DIRECTIONS
Search the data below for "param"; list each line that holds it.

Part of a data file:

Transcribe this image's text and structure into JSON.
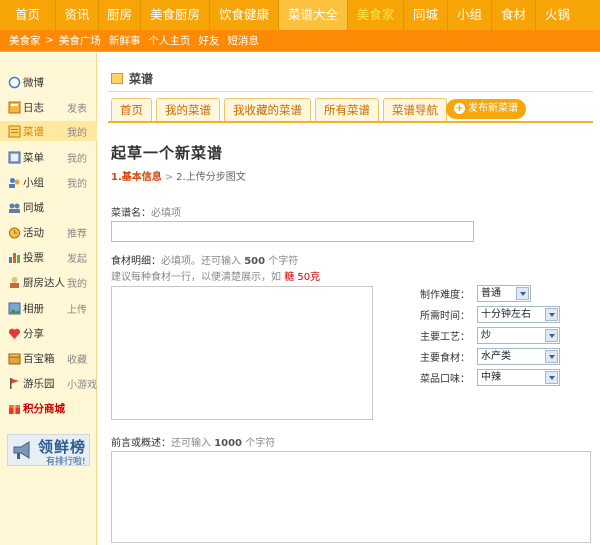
{
  "topnav": {
    "items": [
      {
        "label": "首页",
        "w": 1
      },
      {
        "label": "资讯"
      },
      {
        "label": "厨房"
      },
      {
        "label": "美食厨房"
      },
      {
        "label": "饮食健康"
      },
      {
        "label": "菜谱大全"
      },
      {
        "label": "美食家"
      },
      {
        "label": "同城"
      },
      {
        "label": "小组"
      },
      {
        "label": "食材"
      },
      {
        "label": "火锅"
      }
    ]
  },
  "subnav": {
    "items": [
      "美食家",
      "美食广场",
      "新鲜事",
      "个人主页",
      "好友",
      "短消息"
    ],
    "arrow": ">"
  },
  "sidebar": {
    "items": [
      {
        "label": "微博",
        "sub": ""
      },
      {
        "label": "日志",
        "sub": "发表"
      },
      {
        "label": "菜谱",
        "sub": "我的"
      },
      {
        "label": "菜单",
        "sub": "我的"
      },
      {
        "label": "小组",
        "sub": "我的"
      },
      {
        "label": "同城",
        "sub": ""
      },
      {
        "label": "活动",
        "sub": "推荐"
      },
      {
        "label": "投票",
        "sub": "发起"
      },
      {
        "label": "厨房达人",
        "sub": "我的"
      },
      {
        "label": "相册",
        "sub": "上传"
      },
      {
        "label": "分享",
        "sub": ""
      },
      {
        "label": "百宝箱",
        "sub": "收藏"
      },
      {
        "label": "游乐园",
        "sub": "小游戏"
      },
      {
        "label": "积分商城",
        "sub": ""
      }
    ],
    "banner": {
      "title": "领鲜榜",
      "subtitle": "有排行啦!"
    }
  },
  "main": {
    "section_title": "菜谱",
    "tabs": [
      "首页",
      "我的菜谱",
      "我收藏的菜谱",
      "所有菜谱",
      "菜谱导航"
    ],
    "new_button": "发布新菜谱",
    "heading": "起草一个新菜谱",
    "steps": {
      "step1": "1.基本信息",
      "arrow": ">",
      "step2": "2.上传分步图文"
    }
  },
  "form": {
    "name_label": "菜谱名：",
    "name_hint": "必填项",
    "name_value": "",
    "ingredients_label": "食材明细：",
    "ingredients_hint_pre": "必填项。还可输入",
    "ingredients_hint_count": "500",
    "ingredients_hint_post": "个字符",
    "ingredients_tip": "建议每种食材一行，以便清楚展示，如",
    "ingredients_example": "糖  50克",
    "ingredients_value": "",
    "intro_label": "前言或概述：",
    "intro_hint_pre": "还可输入",
    "intro_hint_count": "1000",
    "intro_hint_post": "个字符",
    "intro_value": "",
    "selects": [
      {
        "label": "制作难度：",
        "value": "普通"
      },
      {
        "label": "所需时间：",
        "value": "十分钟左右"
      },
      {
        "label": "主要工艺：",
        "value": "炒"
      },
      {
        "label": "主要食材：",
        "value": "水产类"
      },
      {
        "label": "菜品口味：",
        "value": "中辣"
      }
    ]
  },
  "colors": {
    "accent": "#f7a506",
    "subnav": "#fd8a05",
    "link": "#c96a00"
  }
}
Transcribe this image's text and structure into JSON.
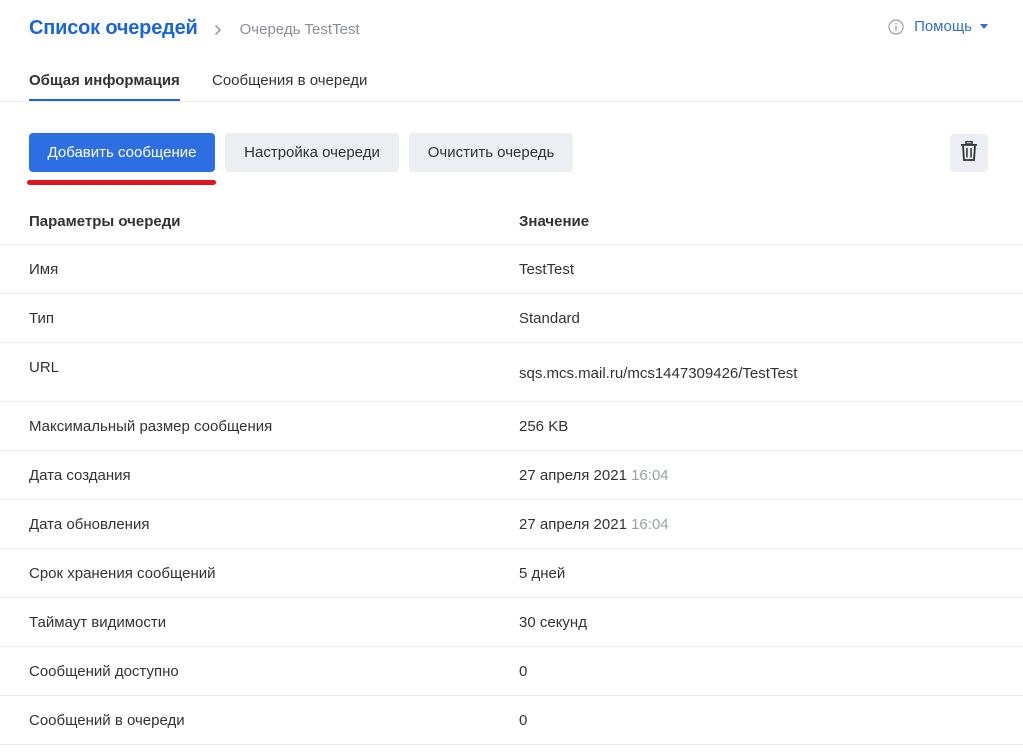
{
  "header": {
    "title": "Список очередей",
    "current": "Очередь TestTest",
    "help_label": "Помощь"
  },
  "tabs": [
    {
      "label": "Общая информация",
      "active": true
    },
    {
      "label": "Сообщения в очереди",
      "active": false
    }
  ],
  "toolbar": {
    "add_label": "Добавить сообщение",
    "settings_label": "Настройка очереди",
    "clear_label": "Очистить очередь",
    "delete_icon": "trash-icon"
  },
  "table": {
    "headers": [
      "Параметры очереди",
      "Значение"
    ],
    "rows": [
      {
        "param": "Имя",
        "value": "TestTest"
      },
      {
        "param": "Тип",
        "value": "Standard"
      },
      {
        "param": "URL",
        "value": "sqs.mcs.mail.ru/mcs1447309426/TestTest"
      },
      {
        "param": "Максимальный размер сообщения",
        "value": "256 KB"
      },
      {
        "param": "Дата создания",
        "value": "27 апреля 2021",
        "time": "16:04"
      },
      {
        "param": "Дата обновления",
        "value": "27 апреля 2021",
        "time": "16:04"
      },
      {
        "param": "Срок хранения сообщений",
        "value": "5 дней"
      },
      {
        "param": "Таймаут видимости",
        "value": "30 секунд"
      },
      {
        "param": "Сообщений доступно",
        "value": "0"
      },
      {
        "param": "Сообщений в очереди",
        "value": "0"
      }
    ]
  },
  "colors": {
    "accent": "#2d6fe3",
    "title": "#1a66d9",
    "highlight": "#e0141e",
    "muted": "#9aa0a6"
  }
}
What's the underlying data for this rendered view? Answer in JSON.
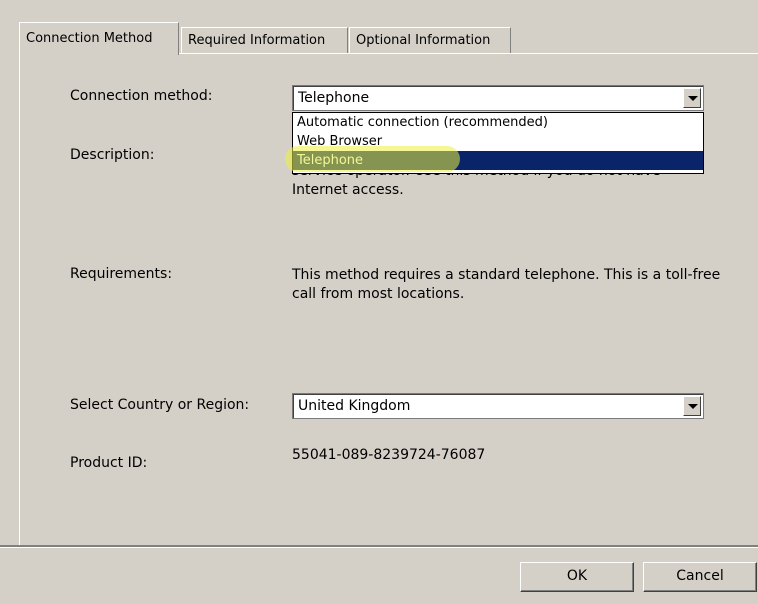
{
  "tabs": [
    "Connection Method",
    "Required Information",
    "Optional Information"
  ],
  "form": {
    "connection_method_label": "Connection method:",
    "connection_method_value": "Telephone",
    "connection_options": [
      "Automatic connection (recommended)",
      "Web Browser",
      "Telephone"
    ],
    "description_label": "Description:",
    "description_text": "Use this method to activate by speaking with a customer service operator. Use this method if you do not have Internet access.",
    "requirements_label": "Requirements:",
    "requirements_text": "This method requires a standard telephone. This is a toll-free call from most locations.",
    "country_label": "Select Country or Region:",
    "country_value": "United Kingdom",
    "product_id_label": "Product ID:",
    "product_id_value": "55041-089-8239724-76087"
  },
  "buttons": {
    "ok": "OK",
    "cancel": "Cancel"
  },
  "colors": {
    "window_bg": "#d4d0c8",
    "selection": "#0a246a",
    "highlight": "#ebf03c"
  }
}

COMPLETED TASK
        "param": "Имя",
        "param": "Тип",
        "param": "URL",
        "param": "Максимальный размер сообщения",
        "param": "Дата создания",
        "param": "Дата обновления",
        "param": "Срок хранения сообщений",
        "param": "Таймаут видимости",
        "param": "Сообщений доступно",
        "param": "Сообщений в очереди",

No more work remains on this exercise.